§ **Records to use**
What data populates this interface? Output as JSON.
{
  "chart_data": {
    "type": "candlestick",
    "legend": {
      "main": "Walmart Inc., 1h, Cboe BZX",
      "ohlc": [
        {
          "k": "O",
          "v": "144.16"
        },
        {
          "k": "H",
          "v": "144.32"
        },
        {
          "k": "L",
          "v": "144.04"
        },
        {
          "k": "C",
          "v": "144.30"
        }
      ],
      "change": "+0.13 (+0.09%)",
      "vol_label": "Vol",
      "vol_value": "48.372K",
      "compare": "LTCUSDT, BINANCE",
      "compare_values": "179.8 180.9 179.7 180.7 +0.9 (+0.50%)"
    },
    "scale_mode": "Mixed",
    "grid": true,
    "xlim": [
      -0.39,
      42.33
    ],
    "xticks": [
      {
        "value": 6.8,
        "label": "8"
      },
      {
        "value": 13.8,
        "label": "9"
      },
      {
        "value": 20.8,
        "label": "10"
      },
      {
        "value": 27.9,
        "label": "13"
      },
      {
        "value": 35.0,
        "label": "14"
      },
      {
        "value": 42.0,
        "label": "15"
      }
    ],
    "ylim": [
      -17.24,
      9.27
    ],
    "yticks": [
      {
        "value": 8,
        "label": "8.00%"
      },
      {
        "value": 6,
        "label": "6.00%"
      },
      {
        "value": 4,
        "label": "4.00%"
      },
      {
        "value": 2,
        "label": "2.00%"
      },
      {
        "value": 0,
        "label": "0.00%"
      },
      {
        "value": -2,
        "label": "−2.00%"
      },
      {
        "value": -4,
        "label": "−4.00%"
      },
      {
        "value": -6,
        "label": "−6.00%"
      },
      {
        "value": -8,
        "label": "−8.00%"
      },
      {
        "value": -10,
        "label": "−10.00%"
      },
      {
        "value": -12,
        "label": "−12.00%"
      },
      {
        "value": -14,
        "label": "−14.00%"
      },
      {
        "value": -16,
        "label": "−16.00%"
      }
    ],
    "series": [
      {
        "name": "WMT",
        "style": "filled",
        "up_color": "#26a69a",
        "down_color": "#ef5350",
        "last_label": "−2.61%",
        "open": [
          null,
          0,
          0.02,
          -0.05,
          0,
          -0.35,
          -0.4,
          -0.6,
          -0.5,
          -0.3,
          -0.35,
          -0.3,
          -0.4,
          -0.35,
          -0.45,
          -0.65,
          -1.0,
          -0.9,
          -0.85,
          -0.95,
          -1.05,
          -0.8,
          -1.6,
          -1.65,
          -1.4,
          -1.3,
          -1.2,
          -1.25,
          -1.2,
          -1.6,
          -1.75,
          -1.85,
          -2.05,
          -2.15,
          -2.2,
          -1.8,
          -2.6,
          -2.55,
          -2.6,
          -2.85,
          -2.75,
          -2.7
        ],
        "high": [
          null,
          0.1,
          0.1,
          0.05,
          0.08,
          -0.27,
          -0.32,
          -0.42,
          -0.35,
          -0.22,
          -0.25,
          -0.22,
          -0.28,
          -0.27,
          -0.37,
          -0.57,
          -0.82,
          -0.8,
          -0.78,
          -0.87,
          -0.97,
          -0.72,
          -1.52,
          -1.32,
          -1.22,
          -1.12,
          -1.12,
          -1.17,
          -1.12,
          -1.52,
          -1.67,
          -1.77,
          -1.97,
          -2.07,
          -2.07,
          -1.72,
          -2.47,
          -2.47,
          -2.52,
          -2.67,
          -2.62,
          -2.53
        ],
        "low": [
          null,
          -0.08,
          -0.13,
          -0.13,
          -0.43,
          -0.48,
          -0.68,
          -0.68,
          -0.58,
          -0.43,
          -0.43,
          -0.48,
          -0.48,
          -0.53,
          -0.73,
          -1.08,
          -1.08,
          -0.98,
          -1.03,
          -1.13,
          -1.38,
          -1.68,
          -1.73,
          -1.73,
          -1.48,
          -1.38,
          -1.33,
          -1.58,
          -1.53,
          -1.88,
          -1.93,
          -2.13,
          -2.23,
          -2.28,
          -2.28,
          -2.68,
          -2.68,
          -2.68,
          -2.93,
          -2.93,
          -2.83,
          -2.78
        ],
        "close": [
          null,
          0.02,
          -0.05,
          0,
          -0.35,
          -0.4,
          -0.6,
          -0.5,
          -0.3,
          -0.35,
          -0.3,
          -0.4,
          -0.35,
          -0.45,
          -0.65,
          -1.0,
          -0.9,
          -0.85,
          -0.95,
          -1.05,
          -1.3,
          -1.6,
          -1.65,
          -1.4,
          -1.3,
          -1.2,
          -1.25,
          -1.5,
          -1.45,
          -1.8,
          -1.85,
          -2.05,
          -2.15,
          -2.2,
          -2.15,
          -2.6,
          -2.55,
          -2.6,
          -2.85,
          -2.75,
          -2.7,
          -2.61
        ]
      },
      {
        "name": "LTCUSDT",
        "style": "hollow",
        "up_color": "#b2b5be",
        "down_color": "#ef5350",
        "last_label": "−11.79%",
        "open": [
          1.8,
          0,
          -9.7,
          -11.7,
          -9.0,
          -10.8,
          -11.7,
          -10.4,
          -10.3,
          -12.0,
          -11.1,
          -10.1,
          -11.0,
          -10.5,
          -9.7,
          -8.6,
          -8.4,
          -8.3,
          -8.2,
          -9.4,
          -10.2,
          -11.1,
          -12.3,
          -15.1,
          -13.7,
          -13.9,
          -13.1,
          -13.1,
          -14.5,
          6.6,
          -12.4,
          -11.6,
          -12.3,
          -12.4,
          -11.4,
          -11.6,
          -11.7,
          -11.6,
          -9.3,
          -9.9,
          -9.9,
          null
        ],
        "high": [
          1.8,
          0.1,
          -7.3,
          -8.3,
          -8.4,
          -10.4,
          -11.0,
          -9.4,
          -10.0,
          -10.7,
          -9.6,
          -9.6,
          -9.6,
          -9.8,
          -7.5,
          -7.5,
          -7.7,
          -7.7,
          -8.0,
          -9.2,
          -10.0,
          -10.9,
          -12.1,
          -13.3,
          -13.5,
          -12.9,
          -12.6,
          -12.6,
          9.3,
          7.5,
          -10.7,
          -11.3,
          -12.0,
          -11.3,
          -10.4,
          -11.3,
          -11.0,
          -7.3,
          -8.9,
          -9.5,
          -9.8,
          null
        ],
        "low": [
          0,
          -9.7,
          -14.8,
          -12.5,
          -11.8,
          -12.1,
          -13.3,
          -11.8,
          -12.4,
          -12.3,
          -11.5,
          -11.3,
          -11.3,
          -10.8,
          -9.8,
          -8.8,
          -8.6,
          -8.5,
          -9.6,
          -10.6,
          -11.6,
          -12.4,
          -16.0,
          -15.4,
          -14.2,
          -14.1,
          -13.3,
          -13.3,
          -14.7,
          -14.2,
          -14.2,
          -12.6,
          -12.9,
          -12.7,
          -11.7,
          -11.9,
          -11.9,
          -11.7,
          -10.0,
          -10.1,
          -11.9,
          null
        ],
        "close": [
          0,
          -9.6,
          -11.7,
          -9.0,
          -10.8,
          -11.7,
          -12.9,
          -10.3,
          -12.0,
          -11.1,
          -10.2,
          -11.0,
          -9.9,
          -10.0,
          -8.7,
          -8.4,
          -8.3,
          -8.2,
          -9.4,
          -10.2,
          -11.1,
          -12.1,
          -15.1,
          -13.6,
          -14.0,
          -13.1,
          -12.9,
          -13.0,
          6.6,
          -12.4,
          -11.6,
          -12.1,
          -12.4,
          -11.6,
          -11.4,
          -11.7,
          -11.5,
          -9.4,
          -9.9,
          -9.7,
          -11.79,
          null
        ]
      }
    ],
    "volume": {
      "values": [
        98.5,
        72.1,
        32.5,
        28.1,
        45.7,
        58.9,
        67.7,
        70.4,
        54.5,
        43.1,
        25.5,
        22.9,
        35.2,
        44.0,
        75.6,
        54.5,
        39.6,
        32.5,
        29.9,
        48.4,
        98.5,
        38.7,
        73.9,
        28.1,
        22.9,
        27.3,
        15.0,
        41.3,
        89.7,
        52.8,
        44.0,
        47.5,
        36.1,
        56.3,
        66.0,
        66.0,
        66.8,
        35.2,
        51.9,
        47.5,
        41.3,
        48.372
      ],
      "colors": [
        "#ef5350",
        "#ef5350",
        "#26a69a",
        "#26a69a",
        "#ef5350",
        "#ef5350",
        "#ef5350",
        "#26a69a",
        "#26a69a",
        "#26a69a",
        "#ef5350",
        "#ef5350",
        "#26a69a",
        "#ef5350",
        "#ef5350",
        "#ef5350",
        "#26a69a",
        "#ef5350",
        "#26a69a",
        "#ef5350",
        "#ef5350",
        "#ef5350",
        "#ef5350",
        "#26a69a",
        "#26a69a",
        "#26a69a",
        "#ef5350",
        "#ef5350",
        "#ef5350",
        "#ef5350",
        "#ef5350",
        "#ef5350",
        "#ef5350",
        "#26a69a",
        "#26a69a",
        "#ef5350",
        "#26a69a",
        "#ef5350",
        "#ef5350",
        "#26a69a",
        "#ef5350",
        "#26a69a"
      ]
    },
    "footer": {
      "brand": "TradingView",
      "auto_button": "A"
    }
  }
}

§ **What you will do**
Filter the data, keeping only the lines that contain "LTCUSDT".

§ **Correct response**
      "compare": "LTCUSDT, BINANCE",
        "name": "LTCUSDT",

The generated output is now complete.